** START The input **

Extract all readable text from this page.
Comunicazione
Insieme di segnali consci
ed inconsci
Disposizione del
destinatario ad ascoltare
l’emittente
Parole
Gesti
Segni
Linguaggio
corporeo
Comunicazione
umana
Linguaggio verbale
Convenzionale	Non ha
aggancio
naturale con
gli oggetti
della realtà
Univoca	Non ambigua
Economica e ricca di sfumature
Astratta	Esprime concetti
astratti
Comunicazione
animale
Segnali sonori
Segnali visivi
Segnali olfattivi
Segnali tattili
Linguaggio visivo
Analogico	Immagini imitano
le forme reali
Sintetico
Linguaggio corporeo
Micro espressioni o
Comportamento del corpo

** END The input **
** START The input **

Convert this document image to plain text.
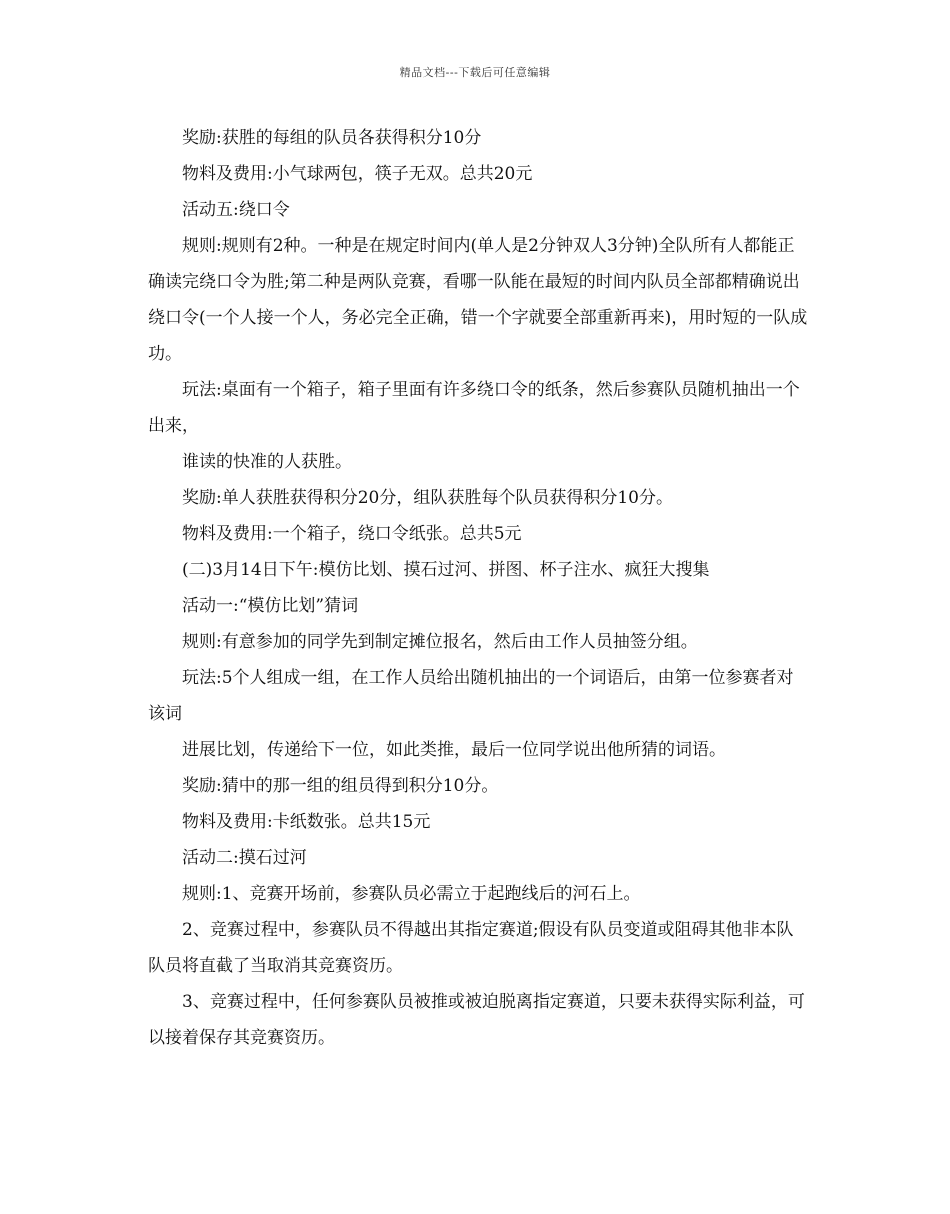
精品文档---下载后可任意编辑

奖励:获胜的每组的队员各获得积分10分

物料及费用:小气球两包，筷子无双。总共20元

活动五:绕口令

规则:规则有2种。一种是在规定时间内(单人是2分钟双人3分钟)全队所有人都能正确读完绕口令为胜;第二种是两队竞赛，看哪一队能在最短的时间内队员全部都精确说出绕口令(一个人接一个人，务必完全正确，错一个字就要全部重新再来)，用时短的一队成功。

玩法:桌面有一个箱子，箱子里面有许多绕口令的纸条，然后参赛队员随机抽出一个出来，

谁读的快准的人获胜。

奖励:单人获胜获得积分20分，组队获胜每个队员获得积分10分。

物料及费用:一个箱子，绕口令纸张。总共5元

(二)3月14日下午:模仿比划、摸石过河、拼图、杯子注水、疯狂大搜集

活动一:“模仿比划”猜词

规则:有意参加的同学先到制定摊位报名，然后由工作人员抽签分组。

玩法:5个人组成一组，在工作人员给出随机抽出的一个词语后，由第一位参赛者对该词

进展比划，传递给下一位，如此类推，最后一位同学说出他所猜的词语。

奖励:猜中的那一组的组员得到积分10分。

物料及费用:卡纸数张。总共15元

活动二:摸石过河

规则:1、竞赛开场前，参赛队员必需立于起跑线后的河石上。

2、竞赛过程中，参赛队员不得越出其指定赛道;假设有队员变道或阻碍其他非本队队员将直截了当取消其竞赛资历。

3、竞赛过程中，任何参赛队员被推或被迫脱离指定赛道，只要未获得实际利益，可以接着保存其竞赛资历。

** END The input **

What is needed -> Of the lines in this listing, report how many contain the string "物料及费用", and give the number only.

Result of this task -> 3